Copy out each line that mentions the word "Sound".

'''

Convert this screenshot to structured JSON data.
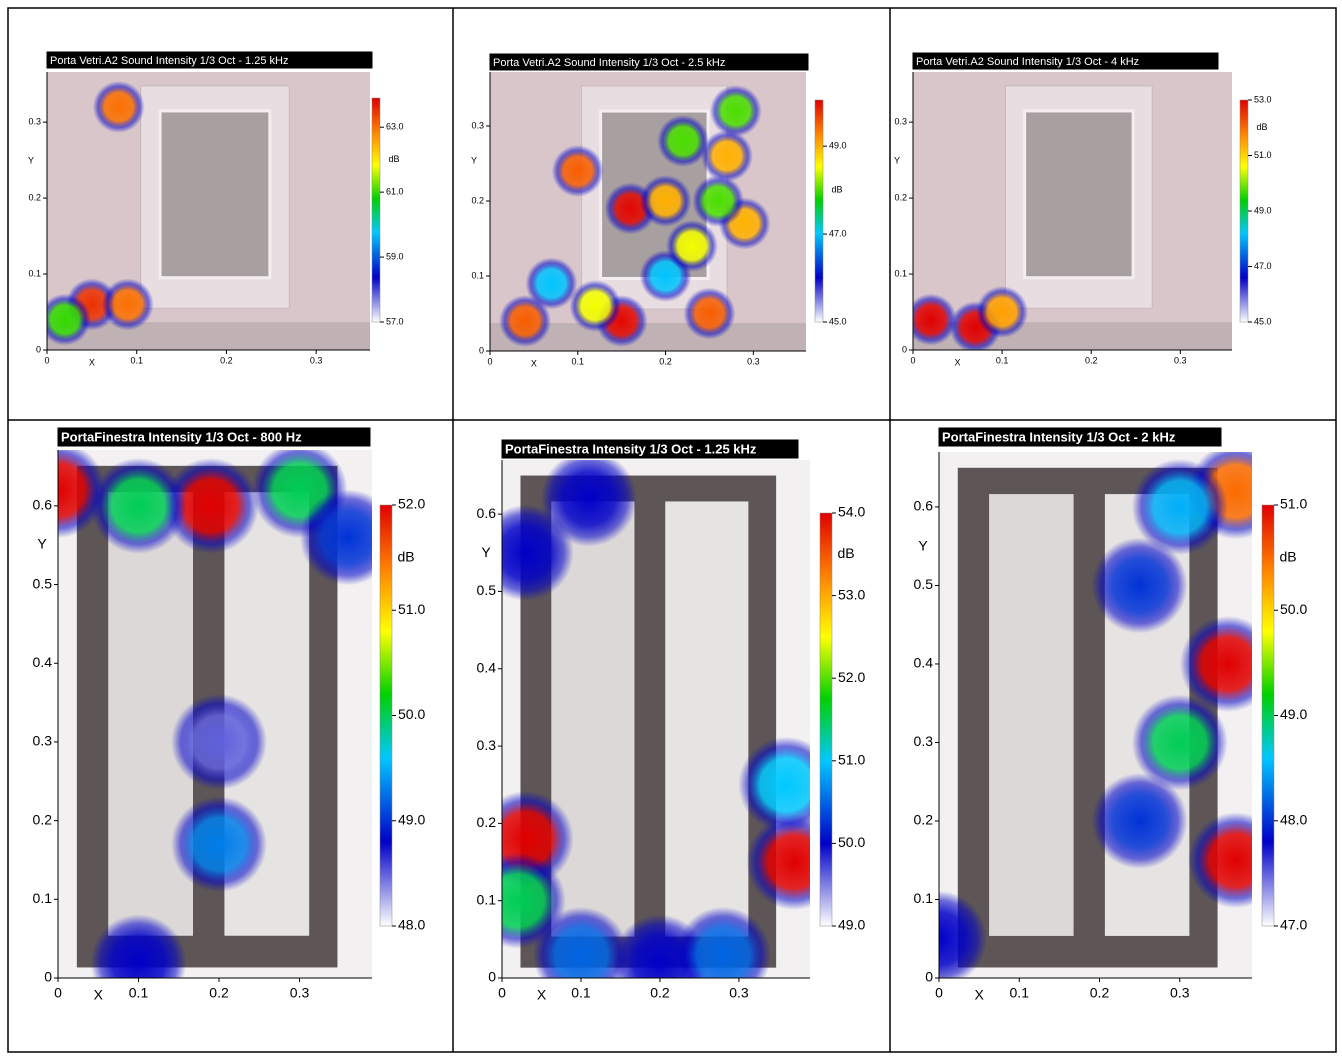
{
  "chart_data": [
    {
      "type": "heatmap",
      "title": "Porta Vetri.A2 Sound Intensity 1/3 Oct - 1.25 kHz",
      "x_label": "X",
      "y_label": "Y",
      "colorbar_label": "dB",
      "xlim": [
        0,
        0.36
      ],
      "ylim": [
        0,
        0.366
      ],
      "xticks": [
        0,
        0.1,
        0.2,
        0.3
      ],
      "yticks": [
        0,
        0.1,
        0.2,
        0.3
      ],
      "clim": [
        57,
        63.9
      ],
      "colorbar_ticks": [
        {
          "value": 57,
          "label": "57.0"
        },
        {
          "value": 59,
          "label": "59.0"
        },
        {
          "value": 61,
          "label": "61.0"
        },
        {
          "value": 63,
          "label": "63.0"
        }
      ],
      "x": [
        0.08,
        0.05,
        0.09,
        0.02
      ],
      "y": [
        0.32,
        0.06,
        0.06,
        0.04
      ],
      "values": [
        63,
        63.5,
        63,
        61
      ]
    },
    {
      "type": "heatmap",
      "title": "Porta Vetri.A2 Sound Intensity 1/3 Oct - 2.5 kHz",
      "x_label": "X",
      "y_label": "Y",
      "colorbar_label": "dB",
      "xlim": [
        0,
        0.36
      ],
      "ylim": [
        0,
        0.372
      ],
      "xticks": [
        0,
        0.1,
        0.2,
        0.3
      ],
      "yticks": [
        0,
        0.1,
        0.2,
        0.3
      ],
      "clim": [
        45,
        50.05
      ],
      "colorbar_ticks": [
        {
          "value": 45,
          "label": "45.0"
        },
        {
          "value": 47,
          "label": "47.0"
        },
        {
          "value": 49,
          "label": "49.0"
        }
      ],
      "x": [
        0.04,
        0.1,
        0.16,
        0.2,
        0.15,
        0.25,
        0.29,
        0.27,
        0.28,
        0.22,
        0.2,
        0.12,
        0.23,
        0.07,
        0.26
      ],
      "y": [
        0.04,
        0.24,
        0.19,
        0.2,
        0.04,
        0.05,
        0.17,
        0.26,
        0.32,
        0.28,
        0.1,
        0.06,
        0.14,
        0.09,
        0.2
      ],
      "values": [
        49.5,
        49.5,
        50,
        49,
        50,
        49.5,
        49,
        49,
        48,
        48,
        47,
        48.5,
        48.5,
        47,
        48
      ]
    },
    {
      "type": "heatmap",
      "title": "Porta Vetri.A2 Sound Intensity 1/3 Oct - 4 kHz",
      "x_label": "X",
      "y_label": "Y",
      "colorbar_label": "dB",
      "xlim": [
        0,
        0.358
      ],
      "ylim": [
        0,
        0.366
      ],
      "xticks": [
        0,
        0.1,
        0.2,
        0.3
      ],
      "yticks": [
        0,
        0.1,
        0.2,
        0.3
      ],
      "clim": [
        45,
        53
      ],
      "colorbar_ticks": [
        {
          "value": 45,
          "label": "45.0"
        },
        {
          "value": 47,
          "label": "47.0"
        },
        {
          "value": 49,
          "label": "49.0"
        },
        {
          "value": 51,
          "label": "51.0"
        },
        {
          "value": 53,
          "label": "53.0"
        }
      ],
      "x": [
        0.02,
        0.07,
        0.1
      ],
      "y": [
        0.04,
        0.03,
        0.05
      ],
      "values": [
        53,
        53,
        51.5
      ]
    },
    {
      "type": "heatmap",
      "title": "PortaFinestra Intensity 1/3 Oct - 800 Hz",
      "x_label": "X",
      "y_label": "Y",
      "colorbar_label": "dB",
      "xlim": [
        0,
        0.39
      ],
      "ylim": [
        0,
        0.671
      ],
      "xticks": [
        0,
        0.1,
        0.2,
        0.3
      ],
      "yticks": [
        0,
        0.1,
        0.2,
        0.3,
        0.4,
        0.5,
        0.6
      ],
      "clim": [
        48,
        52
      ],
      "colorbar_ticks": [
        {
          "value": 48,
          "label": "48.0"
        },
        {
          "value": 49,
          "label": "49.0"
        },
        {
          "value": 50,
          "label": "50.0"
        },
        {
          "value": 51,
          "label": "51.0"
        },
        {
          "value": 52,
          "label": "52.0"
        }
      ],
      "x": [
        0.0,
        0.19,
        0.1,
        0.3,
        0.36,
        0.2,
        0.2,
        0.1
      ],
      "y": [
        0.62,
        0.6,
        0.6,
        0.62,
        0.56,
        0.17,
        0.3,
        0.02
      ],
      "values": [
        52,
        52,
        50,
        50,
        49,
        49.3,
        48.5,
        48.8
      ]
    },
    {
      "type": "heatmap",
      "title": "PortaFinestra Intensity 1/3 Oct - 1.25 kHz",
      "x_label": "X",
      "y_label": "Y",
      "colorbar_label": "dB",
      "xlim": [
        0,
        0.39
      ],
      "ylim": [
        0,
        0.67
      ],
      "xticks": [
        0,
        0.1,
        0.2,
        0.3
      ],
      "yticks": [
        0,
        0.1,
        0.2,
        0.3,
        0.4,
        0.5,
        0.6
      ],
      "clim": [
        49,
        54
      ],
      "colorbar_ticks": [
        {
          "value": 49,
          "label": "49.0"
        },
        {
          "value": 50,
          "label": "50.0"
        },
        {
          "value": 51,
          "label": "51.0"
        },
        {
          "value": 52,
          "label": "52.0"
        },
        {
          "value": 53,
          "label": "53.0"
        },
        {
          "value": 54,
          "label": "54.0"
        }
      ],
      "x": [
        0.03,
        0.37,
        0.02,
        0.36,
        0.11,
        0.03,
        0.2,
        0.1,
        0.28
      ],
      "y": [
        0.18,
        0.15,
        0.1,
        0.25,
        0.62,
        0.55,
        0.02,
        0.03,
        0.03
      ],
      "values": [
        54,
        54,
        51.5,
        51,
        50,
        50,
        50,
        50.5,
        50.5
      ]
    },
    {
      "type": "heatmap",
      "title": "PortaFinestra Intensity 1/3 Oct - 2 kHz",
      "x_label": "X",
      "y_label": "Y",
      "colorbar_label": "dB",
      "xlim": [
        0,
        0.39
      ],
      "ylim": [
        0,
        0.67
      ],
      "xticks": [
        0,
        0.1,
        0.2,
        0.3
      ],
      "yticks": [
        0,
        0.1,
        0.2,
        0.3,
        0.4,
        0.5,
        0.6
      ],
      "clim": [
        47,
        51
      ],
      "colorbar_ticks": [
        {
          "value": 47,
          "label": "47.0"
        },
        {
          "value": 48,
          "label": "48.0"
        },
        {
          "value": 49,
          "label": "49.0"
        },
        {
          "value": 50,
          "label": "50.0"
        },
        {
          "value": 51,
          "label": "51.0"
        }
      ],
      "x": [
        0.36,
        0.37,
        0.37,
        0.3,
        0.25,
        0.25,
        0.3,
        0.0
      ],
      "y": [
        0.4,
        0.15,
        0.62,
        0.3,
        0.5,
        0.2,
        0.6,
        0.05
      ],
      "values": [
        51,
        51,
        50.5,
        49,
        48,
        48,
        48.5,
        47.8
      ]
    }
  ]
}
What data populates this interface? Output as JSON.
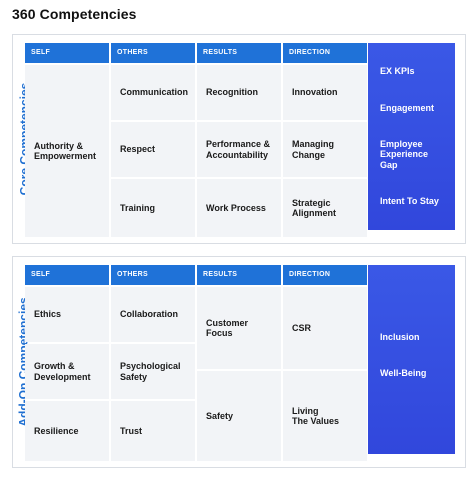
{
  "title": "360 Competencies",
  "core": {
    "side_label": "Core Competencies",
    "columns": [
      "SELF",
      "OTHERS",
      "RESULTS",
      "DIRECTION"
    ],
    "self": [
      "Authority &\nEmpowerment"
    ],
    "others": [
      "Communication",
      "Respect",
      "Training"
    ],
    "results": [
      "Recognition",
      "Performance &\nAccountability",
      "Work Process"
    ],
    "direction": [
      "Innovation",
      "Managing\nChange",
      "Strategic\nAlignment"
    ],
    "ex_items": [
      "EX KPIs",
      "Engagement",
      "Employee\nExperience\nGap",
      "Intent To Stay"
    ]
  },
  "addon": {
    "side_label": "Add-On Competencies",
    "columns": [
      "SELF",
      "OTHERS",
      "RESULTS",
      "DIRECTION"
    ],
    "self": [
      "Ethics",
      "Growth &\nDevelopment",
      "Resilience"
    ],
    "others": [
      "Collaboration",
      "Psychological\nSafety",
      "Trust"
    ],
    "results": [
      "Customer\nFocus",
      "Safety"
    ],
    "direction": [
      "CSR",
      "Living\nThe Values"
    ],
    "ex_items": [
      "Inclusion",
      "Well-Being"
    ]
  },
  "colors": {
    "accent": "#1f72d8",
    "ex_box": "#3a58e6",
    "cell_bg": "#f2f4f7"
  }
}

'''

▶ [EXERCISE OUTPUT]:
      "title": "Porta Vetri.A2 Sound Intensity 1/3 Oct - 1.25 kHz",
      "title": "Porta Vetri.A2 Sound Intensity 1/3 Oct - 2.5 kHz",
      "title": "Porta Vetri.A2 Sound Intensity 1/3 Oct - 4 kHz",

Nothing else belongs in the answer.